_Short problem_
Go through the records and give each one again exactly.

_Data entries_
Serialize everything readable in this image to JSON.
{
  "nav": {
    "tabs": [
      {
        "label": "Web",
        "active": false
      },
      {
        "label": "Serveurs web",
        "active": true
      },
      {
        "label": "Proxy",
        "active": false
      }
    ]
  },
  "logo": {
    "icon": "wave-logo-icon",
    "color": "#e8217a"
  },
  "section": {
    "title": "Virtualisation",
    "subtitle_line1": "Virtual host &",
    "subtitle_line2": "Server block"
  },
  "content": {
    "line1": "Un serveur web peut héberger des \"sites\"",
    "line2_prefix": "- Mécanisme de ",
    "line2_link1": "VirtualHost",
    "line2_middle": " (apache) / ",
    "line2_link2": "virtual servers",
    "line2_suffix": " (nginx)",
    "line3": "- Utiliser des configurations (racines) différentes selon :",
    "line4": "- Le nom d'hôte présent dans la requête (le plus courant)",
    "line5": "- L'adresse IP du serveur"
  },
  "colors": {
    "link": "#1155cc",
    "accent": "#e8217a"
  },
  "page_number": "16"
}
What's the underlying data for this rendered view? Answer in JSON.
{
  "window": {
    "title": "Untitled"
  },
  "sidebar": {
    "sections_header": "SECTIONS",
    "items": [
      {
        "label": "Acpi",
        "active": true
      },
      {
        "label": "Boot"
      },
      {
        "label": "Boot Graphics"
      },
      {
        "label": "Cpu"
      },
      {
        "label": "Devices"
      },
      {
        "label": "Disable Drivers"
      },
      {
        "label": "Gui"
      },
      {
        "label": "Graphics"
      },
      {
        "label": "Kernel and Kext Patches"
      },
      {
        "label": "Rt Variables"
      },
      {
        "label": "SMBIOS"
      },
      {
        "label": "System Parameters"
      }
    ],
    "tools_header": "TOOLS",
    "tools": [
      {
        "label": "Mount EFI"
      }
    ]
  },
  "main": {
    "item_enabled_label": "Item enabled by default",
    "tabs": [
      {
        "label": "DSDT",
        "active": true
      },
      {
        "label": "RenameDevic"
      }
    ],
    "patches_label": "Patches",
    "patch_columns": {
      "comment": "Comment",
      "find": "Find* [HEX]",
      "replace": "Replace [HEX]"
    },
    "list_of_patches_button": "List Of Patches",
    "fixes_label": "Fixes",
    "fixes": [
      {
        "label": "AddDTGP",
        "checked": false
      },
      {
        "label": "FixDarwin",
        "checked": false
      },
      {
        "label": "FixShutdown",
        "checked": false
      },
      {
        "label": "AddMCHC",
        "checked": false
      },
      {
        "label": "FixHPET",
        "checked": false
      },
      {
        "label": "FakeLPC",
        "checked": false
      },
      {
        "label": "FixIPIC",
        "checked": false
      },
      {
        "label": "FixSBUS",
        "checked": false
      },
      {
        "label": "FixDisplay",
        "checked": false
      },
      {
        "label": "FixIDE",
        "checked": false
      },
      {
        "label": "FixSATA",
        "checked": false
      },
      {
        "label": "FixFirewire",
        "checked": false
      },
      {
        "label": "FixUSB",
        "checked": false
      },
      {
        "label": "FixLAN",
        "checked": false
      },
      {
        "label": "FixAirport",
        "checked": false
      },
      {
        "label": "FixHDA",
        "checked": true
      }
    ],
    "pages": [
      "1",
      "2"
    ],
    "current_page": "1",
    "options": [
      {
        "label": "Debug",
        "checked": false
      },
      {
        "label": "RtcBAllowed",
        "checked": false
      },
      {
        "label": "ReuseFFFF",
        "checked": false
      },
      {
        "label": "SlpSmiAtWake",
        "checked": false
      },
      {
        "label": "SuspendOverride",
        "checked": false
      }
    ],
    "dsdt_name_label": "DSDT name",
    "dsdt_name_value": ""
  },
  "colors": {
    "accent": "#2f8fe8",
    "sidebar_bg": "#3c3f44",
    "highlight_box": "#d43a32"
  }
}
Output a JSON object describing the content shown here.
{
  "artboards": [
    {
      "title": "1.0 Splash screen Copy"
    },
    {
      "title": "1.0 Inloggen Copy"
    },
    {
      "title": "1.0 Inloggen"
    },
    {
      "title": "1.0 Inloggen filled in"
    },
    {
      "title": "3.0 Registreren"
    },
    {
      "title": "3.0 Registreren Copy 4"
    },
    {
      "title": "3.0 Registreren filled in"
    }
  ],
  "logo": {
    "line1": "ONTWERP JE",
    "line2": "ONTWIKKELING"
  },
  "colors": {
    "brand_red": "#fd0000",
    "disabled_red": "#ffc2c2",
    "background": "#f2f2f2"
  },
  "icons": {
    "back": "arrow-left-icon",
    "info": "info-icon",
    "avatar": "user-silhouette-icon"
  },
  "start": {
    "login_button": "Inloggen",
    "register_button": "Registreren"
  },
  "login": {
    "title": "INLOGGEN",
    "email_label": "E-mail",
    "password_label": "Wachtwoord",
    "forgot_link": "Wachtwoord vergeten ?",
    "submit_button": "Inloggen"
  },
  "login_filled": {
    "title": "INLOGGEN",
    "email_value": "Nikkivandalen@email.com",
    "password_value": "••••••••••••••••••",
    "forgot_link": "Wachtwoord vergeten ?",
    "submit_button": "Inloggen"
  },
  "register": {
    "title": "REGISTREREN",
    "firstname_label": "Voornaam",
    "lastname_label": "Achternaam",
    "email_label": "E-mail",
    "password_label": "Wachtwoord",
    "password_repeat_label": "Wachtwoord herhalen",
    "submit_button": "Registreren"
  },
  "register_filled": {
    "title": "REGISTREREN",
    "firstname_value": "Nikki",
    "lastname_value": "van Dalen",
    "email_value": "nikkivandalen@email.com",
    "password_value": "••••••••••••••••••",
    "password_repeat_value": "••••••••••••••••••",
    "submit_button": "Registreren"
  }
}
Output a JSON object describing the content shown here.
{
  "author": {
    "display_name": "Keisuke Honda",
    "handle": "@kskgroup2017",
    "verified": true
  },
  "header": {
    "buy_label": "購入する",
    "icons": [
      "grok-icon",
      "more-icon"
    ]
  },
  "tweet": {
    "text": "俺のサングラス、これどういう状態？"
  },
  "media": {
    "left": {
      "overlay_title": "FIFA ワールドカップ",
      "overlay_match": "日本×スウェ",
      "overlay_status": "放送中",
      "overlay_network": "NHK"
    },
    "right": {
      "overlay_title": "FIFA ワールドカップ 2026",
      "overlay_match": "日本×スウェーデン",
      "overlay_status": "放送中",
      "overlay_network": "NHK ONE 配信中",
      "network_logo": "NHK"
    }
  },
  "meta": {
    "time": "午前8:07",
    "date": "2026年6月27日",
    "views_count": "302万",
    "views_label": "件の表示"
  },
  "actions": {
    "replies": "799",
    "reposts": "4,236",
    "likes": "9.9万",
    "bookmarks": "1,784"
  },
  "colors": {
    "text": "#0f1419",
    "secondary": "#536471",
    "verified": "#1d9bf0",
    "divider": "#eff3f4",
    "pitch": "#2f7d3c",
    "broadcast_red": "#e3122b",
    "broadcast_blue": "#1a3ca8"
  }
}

_Correct answer_
Serialize everything readable in this image to JSON.
{
  "nav": {
    "tabs": [
      {
        "label": "Web",
        "active": false
      },
      {
        "label": "Serveurs web",
        "active": true
      },
      {
        "label": "Proxy",
        "active": false
      }
    ]
  },
  "logo": {
    "icon": "wave-logo-icon",
    "color": "#e8217a"
  },
  "section": {
    "title": "Virtualisation",
    "subtitle_line1": "Virtual host &",
    "subtitle_line2": "Server block"
  },
  "content": {
    "line1": "Un serveur web peut héberger des \"sites\"",
    "line2_prefix": "- Mécanisme de ",
    "line2_link1": "VirtualHost",
    "line2_middle": " (apache) / ",
    "line2_link2": "virtual servers",
    "line2_suffix": " (nginx)",
    "line3": "- Utiliser des configurations (racines) différentes selon :",
    "line4": "- Le nom d'hôte présent dans la requête (le plus courant)",
    "line5": "- L'adresse IP du serveur"
  },
  "colors": {
    "link": "#1155cc",
    "accent": "#e8217a"
  },
  "page_number": "16"
}
What's the underlying data for this rendered view? Answer in JSON.
{
  "window": {
    "title": "Untitled"
  },
  "sidebar": {
    "sections_header": "SECTIONS",
    "items": [
      {
        "label": "Acpi",
        "active": true
      },
      {
        "label": "Boot"
      },
      {
        "label": "Boot Graphics"
      },
      {
        "label": "Cpu"
      },
      {
        "label": "Devices"
      },
      {
        "label": "Disable Drivers"
      },
      {
        "label": "Gui"
      },
      {
        "label": "Graphics"
      },
      {
        "label": "Kernel and Kext Patches"
      },
      {
        "label": "Rt Variables"
      },
      {
        "label": "SMBIOS"
      },
      {
        "label": "System Parameters"
      }
    ],
    "tools_header": "TOOLS",
    "tools": [
      {
        "label": "Mount EFI"
      }
    ]
  },
  "main": {
    "item_enabled_label": "Item enabled by default",
    "tabs": [
      {
        "label": "DSDT",
        "active": true
      },
      {
        "label": "RenameDevic"
      }
    ],
    "patches_label": "Patches",
    "patch_columns": {
      "comment": "Comment",
      "find": "Find* [HEX]",
      "replace": "Replace [HEX]"
    },
    "list_of_patches_button": "List Of Patches",
    "fixes_label": "Fixes",
    "fixes": [
      {
        "label": "AddDTGP",
        "checked": false
      },
      {
        "label": "FixDarwin",
        "checked": false
      },
      {
        "label": "FixShutdown",
        "checked": false
      },
      {
        "label": "AddMCHC",
        "checked": false
      },
      {
        "label": "FixHPET",
        "checked": false
      },
      {
        "label": "FakeLPC",
        "checked": false
      },
      {
        "label": "FixIPIC",
        "checked": false
      },
      {
        "label": "FixSBUS",
        "checked": false
      },
      {
        "label": "FixDisplay",
        "checked": false
      },
      {
        "label": "FixIDE",
        "checked": false
      },
      {
        "label": "FixSATA",
        "checked": false
      },
      {
        "label": "FixFirewire",
        "checked": false
      },
      {
        "label": "FixUSB",
        "checked": false
      },
      {
        "label": "FixLAN",
        "checked": false
      },
      {
        "label": "FixAirport",
        "checked": false
      },
      {
        "label": "FixHDA",
        "checked": true
      }
    ],
    "pages": [
      "1",
      "2"
    ],
    "current_page": "1",
    "options": [
      {
        "label": "Debug",
        "checked": false
      },
      {
        "label": "RtcBAllowed",
        "checked": false
      },
      {
        "label": "ReuseFFFF",
        "checked": false
      },
      {
        "label": "SlpSmiAtWake",
        "checked": false
      },
      {
        "label": "SuspendOverride",
        "checked": false
      }
    ],
    "dsdt_name_label": "DSDT name",
    "dsdt_name_value": ""
  },
  "colors": {
    "accent": "#2f8fe8",
    "sidebar_bg": "#3c3f44",
    "highlight_box": "#d43a32"
  }
}
Output a JSON object describing the content shown here.
{
  "artboards": [
    {
      "title": "1.0 Splash screen Copy"
    },
    {
      "title": "1.0 Inloggen Copy"
    },
    {
      "title": "1.0 Inloggen"
    },
    {
      "title": "1.0 Inloggen filled in"
    },
    {
      "title": "3.0 Registreren"
    },
    {
      "title": "3.0 Registreren Copy 4"
    },
    {
      "title": "3.0 Registreren filled in"
    }
  ],
  "logo": {
    "line1": "ONTWERP JE",
    "line2": "ONTWIKKELING"
  },
  "colors": {
    "brand_red": "#fd0000",
    "disabled_red": "#ffc2c2",
    "background": "#f2f2f2"
  },
  "icons": {
    "back": "arrow-left-icon",
    "info": "info-icon",
    "avatar": "user-silhouette-icon"
  },
  "start": {
    "login_button": "Inloggen",
    "register_button": "Registreren"
  },
  "login": {
    "title": "INLOGGEN",
    "email_label": "E-mail",
    "password_label": "Wachtwoord",
    "forgot_link": "Wachtwoord vergeten ?",
    "submit_button": "Inloggen"
  },
  "login_filled": {
    "title": "INLOGGEN",
    "email_value": "Nikkivandalen@email.com",
    "password_value": "••••••••••••••••••",
    "forgot_link": "Wachtwoord vergeten ?",
    "submit_button": "Inloggen"
  },
  "register": {
    "title": "REGISTREREN",
    "firstname_label": "Voornaam",
    "lastname_label": "Achternaam",
    "email_label": "E-mail",
    "password_label": "Wachtwoord",
    "password_repeat_label": "Wachtwoord herhalen",
    "submit_button": "Registreren"
  },
  "register_filled": {
    "title": "REGISTREREN",
    "firstname_value": "Nikki",
    "lastname_value": "van Dalen",
    "email_value": "nikkivandalen@email.com",
    "password_value": "••••••••••••••••••",
    "password_repeat_value": "••••••••••••••••••",
    "submit_button": "Registreren"
  }
}
Output a JSON object describing the content shown here.
{
  "author": {
    "display_name": "Keisuke Honda",
    "handle": "@kskgroup2017",
    "verified": true
  },
  "header": {
    "buy_label": "購入する",
    "icons": [
      "grok-icon",
      "more-icon"
    ]
  },
  "tweet": {
    "text": "俺のサングラス、これどういう状態？"
  },
  "media": {
    "left": {
      "overlay_title": "FIFA ワールドカップ",
      "overlay_match": "日本×スウェ",
      "overlay_status": "放送中",
      "overlay_network": "NHK"
    },
    "right": {
      "overlay_title": "FIFA ワールドカップ 2026",
      "overlay_match": "日本×スウェーデン",
      "overlay_status": "放送中",
      "overlay_network": "NHK ONE 配信中",
      "network_logo": "NHK"
    }
  },
  "meta": {
    "time": "午前8:07",
    "date": "2026年6月27日",
    "views_count": "302万",
    "views_label": "件の表示"
  },
  "actions": {
    "replies": "799",
    "reposts": "4,236",
    "likes": "9.9万",
    "bookmarks": "1,784"
  },
  "colors": {
    "text": "#0f1419",
    "secondary": "#536471",
    "verified": "#1d9bf0",
    "divider": "#eff3f4",
    "pitch": "#2f7d3c",
    "broadcast_red": "#e3122b",
    "broadcast_blue": "#1a3ca8"
  }
}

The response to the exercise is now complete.